◆ **What is expected**
Your answer should hold all lines of the entries that include the word "axis".

◆ **Stored data entries**
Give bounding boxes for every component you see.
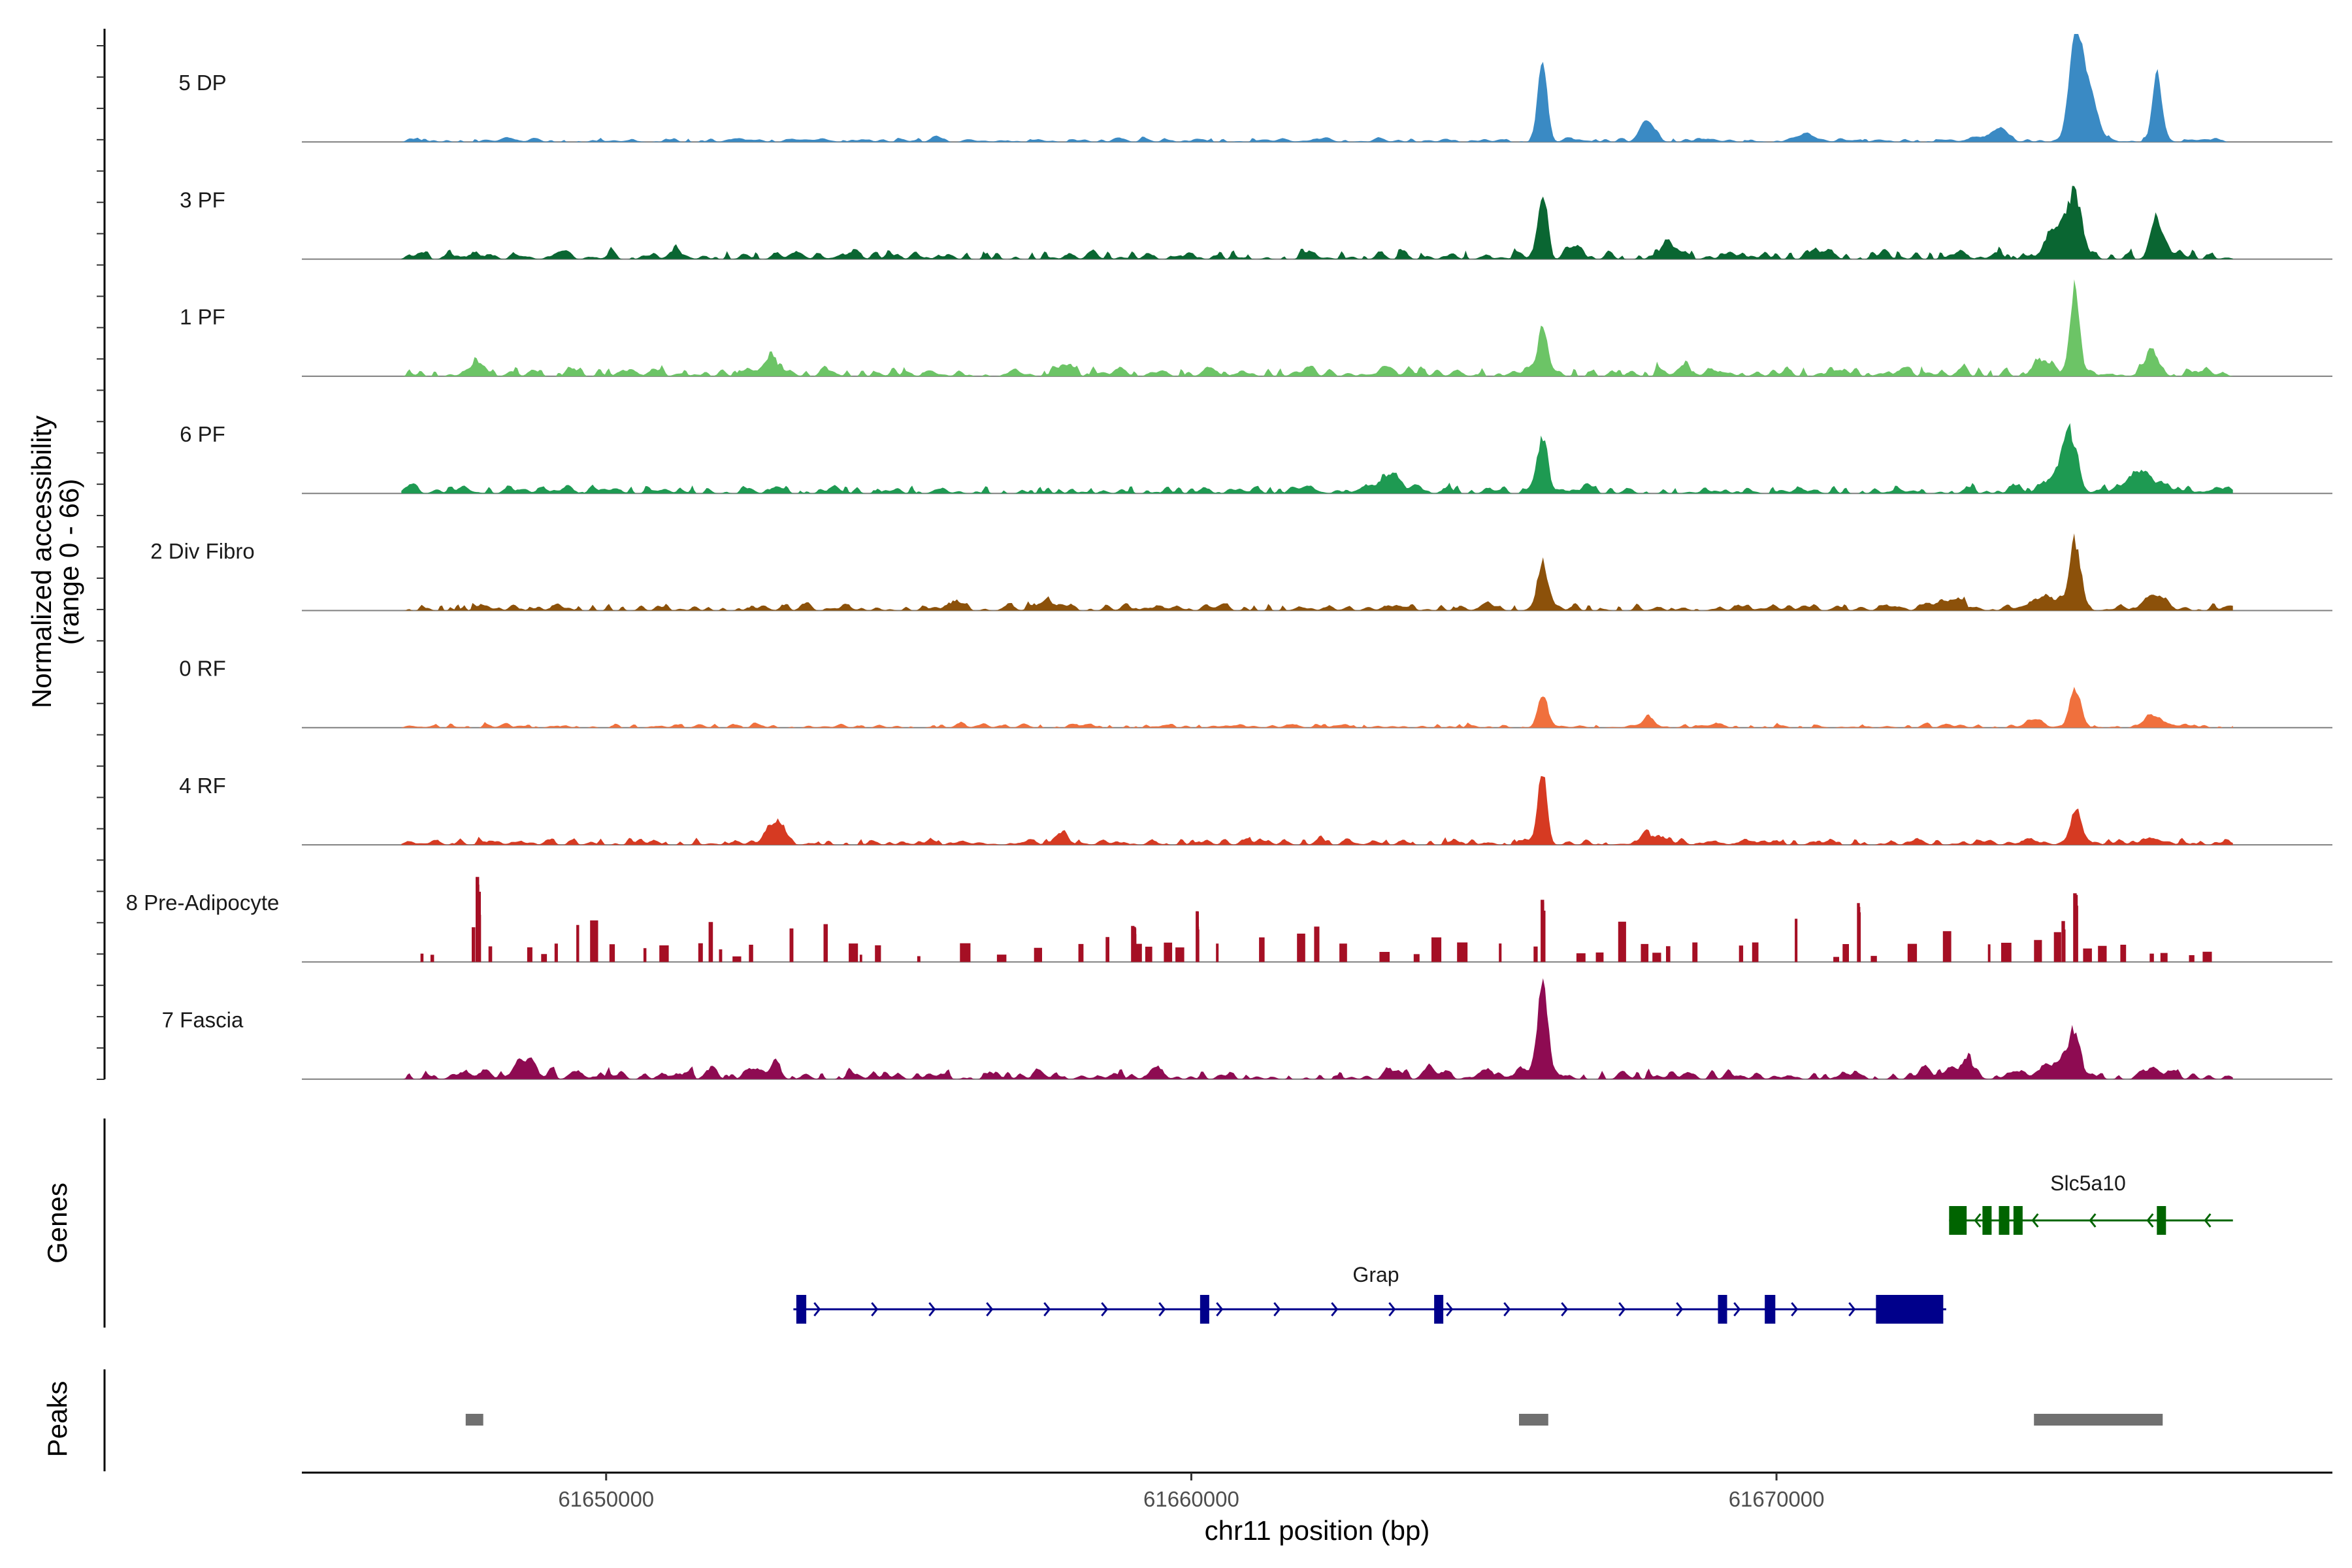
strand-arrow <box>1503 1302 1511 1316</box>
strand-arrow <box>1676 1302 1684 1316</box>
peak-region <box>465 1414 483 1426</box>
coverage-area <box>401 34 2233 142</box>
strand-arrow <box>928 1302 936 1316</box>
track-label: 4 RF <box>179 774 226 798</box>
strand-arrow <box>1618 1302 1626 1316</box>
strand-arrow <box>2204 1213 2212 1228</box>
track-label: 1 PF <box>180 305 225 329</box>
y-axis-title-line2: (range 0 - 66) <box>54 479 84 645</box>
x-tick-label: 61650000 <box>558 1487 654 1511</box>
track-0-rf: 0 RF <box>179 657 2332 728</box>
strand-arrow <box>1043 1302 1051 1316</box>
coverage-area <box>401 533 2233 611</box>
strand-arrow <box>813 1302 821 1316</box>
gene-exon <box>1434 1295 1444 1324</box>
track-8-pre-adipocyte: 8 Pre-Adipocyte <box>126 877 2332 963</box>
strand-arrow <box>1216 1302 1224 1316</box>
track-label: 8 Pre-Adipocyte <box>126 890 280 915</box>
y-axis-title-line1: Normalized accessibility <box>26 416 57 708</box>
strand-arrow <box>2146 1213 2154 1228</box>
gene-exon <box>1718 1295 1727 1324</box>
track-label: 6 PF <box>180 422 225 446</box>
track-3-pf: 3 PF <box>180 186 2332 260</box>
coverage-area <box>401 186 2233 259</box>
gene-exon <box>2157 1206 2166 1235</box>
track-1-pf: 1 PF <box>180 279 2332 377</box>
peaks-panel <box>103 1369 2163 1471</box>
x-tick-label: 61670000 <box>1729 1487 1825 1511</box>
gene-exon <box>1876 1295 1944 1324</box>
strand-arrow <box>1331 1302 1339 1316</box>
track-7-fascia: 7 Fascia <box>162 978 2332 1080</box>
strand-arrow <box>2089 1213 2097 1228</box>
gene-exon <box>1765 1295 1776 1324</box>
gene-exon <box>2013 1206 2023 1235</box>
strand-arrow <box>1733 1302 1741 1316</box>
track-label: 3 PF <box>180 188 225 212</box>
x-axis-title: chr11 position (bp) <box>1205 1515 1430 1546</box>
strand-arrow <box>1446 1302 1454 1316</box>
gene-name: Grap <box>1352 1263 1399 1286</box>
genes-panel: Slc5a10 Grap <box>103 1119 2233 1328</box>
coverage-area <box>420 877 2212 962</box>
track-label: 0 RF <box>179 657 226 681</box>
coverage-area <box>401 978 2233 1079</box>
x-tick-label: 61660000 <box>1143 1487 1239 1511</box>
strand-arrow <box>1158 1302 1166 1316</box>
peak-region <box>2034 1414 2163 1426</box>
coverage-area <box>401 687 2233 728</box>
gene-exon <box>1200 1295 1209 1324</box>
strand-arrow <box>986 1302 994 1316</box>
track-label: 5 DP <box>178 71 226 95</box>
coverage-area <box>401 423 2233 494</box>
peak-region <box>1519 1414 1548 1426</box>
gene-slc5a10: Slc5a10 <box>1949 1171 2233 1235</box>
track-2-div-fibro: 2 Div Fibro <box>150 533 2332 612</box>
strand-arrow <box>1561 1302 1569 1316</box>
strand-arrow <box>1791 1302 1799 1316</box>
strand-arrow <box>1848 1302 1856 1316</box>
genes-track-title: Genes <box>42 1183 73 1264</box>
gene-grap: Grap <box>793 1263 1946 1324</box>
gene-exon <box>1982 1206 1992 1235</box>
strand-arrow <box>1101 1302 1109 1316</box>
x-axis: 61650000 61660000 61670000 <box>302 1471 2332 1511</box>
coverage-panel: 5 DP 3 PF 1 PF 6 PF 2 Div Fibro 0 RF 4 RF 8 Pre… <box>126 34 2332 1080</box>
strand-arrow <box>2031 1213 2039 1228</box>
strand-arrow <box>1388 1302 1396 1316</box>
gene-exon <box>1949 1206 1967 1235</box>
track-4-rf: 4 RF <box>179 774 2332 846</box>
track-label: 7 Fascia <box>162 1007 244 1032</box>
peaks-track-title: Peaks <box>42 1381 73 1458</box>
gene-exon <box>796 1295 807 1324</box>
track-6-pf: 6 PF <box>180 422 2332 495</box>
strand-arrow <box>1273 1302 1281 1316</box>
coverage-area <box>401 776 2233 845</box>
gene-name: Slc5a10 <box>2050 1171 2126 1195</box>
strand-arrow <box>1974 1213 1982 1228</box>
strand-arrow <box>871 1302 879 1316</box>
track-5-dp: 5 DP <box>178 34 2332 143</box>
track-label: 2 Div Fibro <box>150 539 255 563</box>
gene-exon <box>1999 1206 2010 1235</box>
coverage-area <box>401 279 2233 376</box>
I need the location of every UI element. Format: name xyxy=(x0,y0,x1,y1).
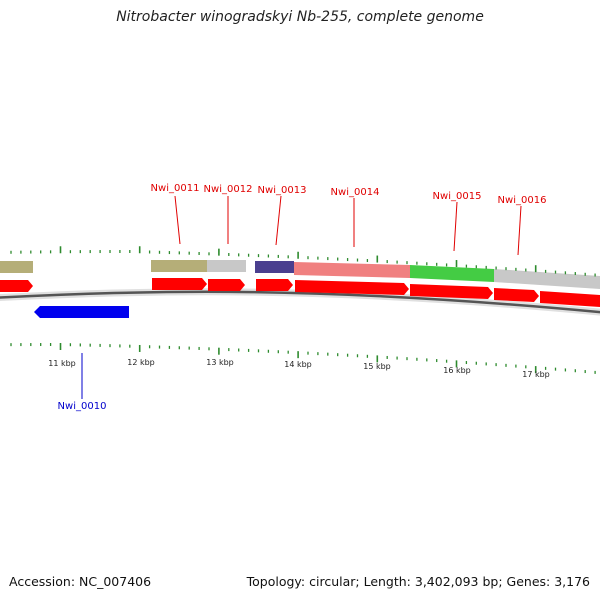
scale-label: 16 kbp xyxy=(443,366,471,375)
accession-text: Accession: NC_007406 xyxy=(9,574,152,589)
gene-label[interactable]: Nwi_0013 xyxy=(258,185,307,196)
forward-genes xyxy=(0,278,600,307)
scale-label: 12 kbp xyxy=(127,358,155,367)
cog-block xyxy=(0,261,33,273)
gene-arrow-reverse[interactable] xyxy=(34,306,129,318)
scale-label: 15 kbp xyxy=(363,362,391,371)
cog-block xyxy=(294,262,410,278)
gene-label[interactable]: Nwi_0011 xyxy=(151,183,200,194)
ticks-bottom xyxy=(10,343,596,374)
cog-strip xyxy=(0,260,600,289)
cog-block xyxy=(207,260,246,272)
scale-label: 14 kbp xyxy=(284,360,312,369)
leader-line xyxy=(453,201,458,252)
gene-arrow-forward[interactable] xyxy=(410,284,493,299)
genome-summary-text: Topology: circular; Length: 3,402,093 bp… xyxy=(246,574,590,589)
cog-block xyxy=(255,261,294,273)
gene-label[interactable]: Nwi_0015 xyxy=(433,191,482,202)
gene-arrow-forward[interactable] xyxy=(540,291,600,307)
scale-label: 17 kbp xyxy=(522,370,550,379)
gene-label[interactable]: Nwi_0016 xyxy=(498,195,547,206)
cog-block xyxy=(494,269,600,289)
cog-block xyxy=(151,260,207,272)
gene-arrow-forward[interactable] xyxy=(152,278,207,290)
gene-label[interactable]: Nwi_0012 xyxy=(204,184,253,195)
scale-label: 13 kbp xyxy=(206,358,234,367)
gene-arrow-forward[interactable] xyxy=(494,288,539,302)
leader-line xyxy=(275,195,282,246)
page-title: Nitrobacter winogradskyi Nb-255, complet… xyxy=(116,9,484,25)
gene-arrow-forward[interactable] xyxy=(0,280,33,292)
gene-label[interactable]: Nwi_0010 xyxy=(58,401,107,412)
cog-block xyxy=(410,265,494,282)
ticks-top xyxy=(10,246,596,277)
leader-line xyxy=(174,195,181,245)
leader-line xyxy=(517,205,522,256)
gene-arrow-forward[interactable] xyxy=(208,279,245,291)
gene-arrow-forward[interactable] xyxy=(256,279,293,291)
genome-backbone-line xyxy=(0,290,600,314)
scale-label: 11 kbp xyxy=(48,359,76,368)
gene-label[interactable]: Nwi_0014 xyxy=(331,187,380,198)
gene-arrow-forward[interactable] xyxy=(295,280,409,295)
gene-label-leaders xyxy=(174,195,522,256)
scale-labels: 11 kbp 12 kbp 13 kbp 14 kbp 15 kbp 16 kb… xyxy=(48,358,550,379)
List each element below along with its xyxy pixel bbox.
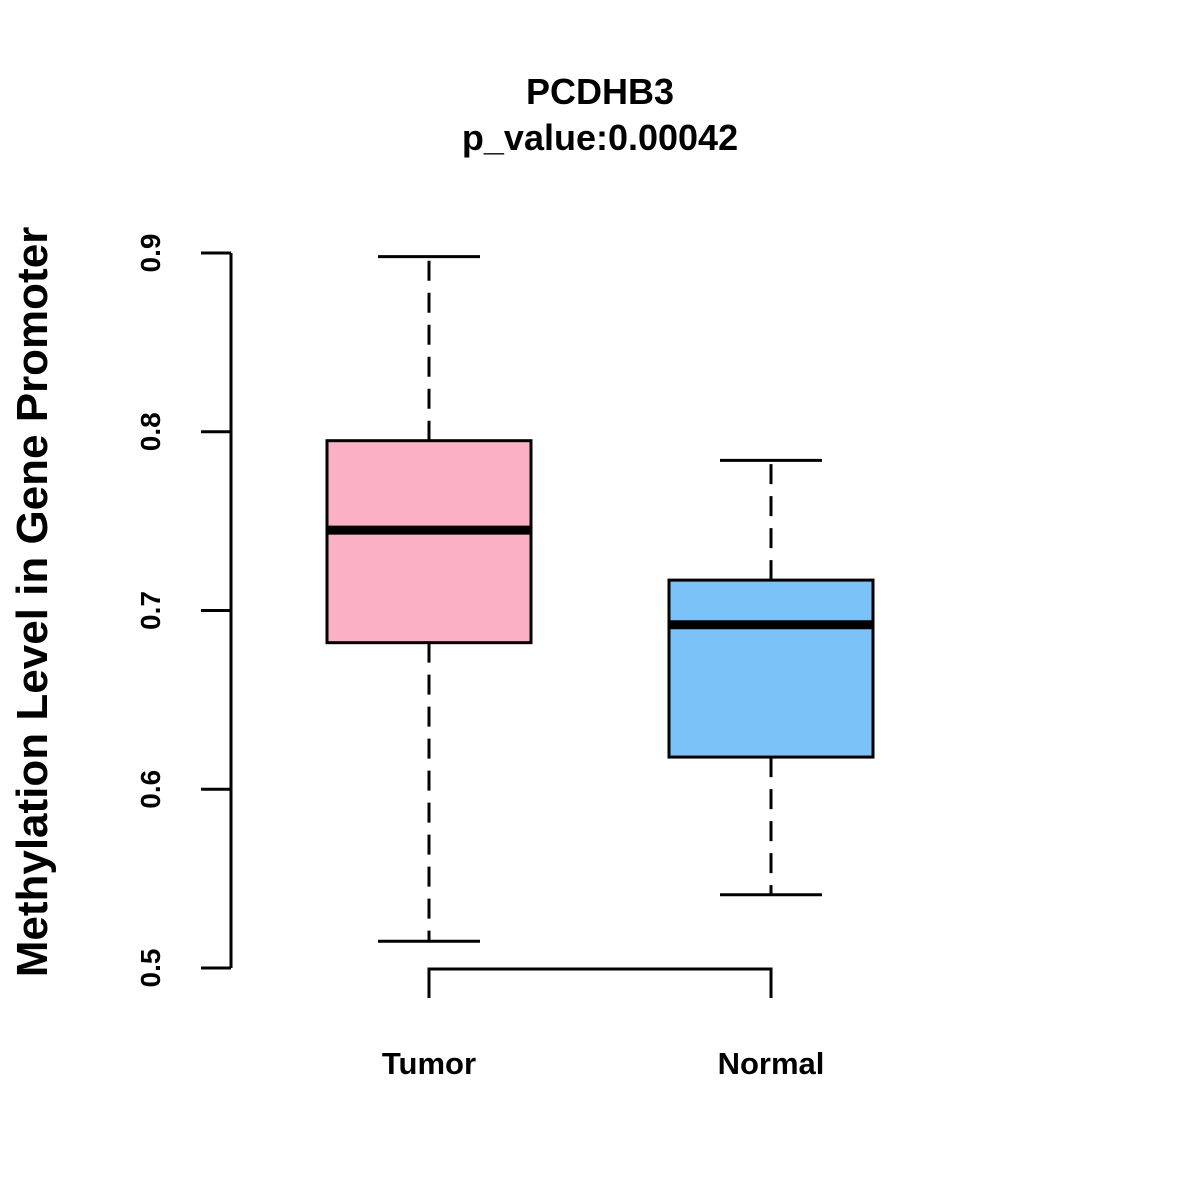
y-tick-label: 0.9	[135, 234, 166, 273]
category-labels: Tumor Normal	[382, 1046, 824, 1081]
y-axis-label: Methylation Level in Gene Promoter	[8, 227, 57, 978]
bracket-line	[427, 967, 773, 998]
y-tick-label: 0.5	[135, 949, 166, 988]
category-label-normal: Normal	[718, 1046, 825, 1081]
y-tick-label: 0.7	[135, 591, 166, 630]
y-tick-label: 0.6	[135, 770, 166, 809]
category-label-tumor: Tumor	[382, 1046, 476, 1081]
chart-subtitle: p_value:0.00042	[462, 117, 738, 158]
chart-title: PCDHB3	[526, 71, 674, 112]
iqr-box	[325, 439, 533, 645]
comparison-bracket	[427, 967, 773, 998]
iqr-box	[667, 578, 875, 759]
box-normal	[667, 458, 875, 897]
boxes	[325, 255, 875, 943]
y-tick-label: 0.8	[135, 412, 166, 451]
box-tumor	[325, 255, 533, 943]
y-axis: 0.5 0.6 0.7 0.8 0.9	[135, 234, 233, 988]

◆ **Written answer**
y-axis-title-line2: (range 0 - 66) <box>54 479 84 645</box>
y-axis-title-line1: Normalized accessibility <box>26 416 57 708</box>
x-axis-title: chr11 position (bp) <box>1205 1515 1430 1546</box>
x-axis: 61650000 61660000 61670000 <box>302 1471 2332 1511</box>
y-axis-label: Methylation Level in Gene Promoter	[8, 227, 57, 978]
y-axis: 0.5 0.6 0.7 0.8 0.9	[135, 234, 233, 988]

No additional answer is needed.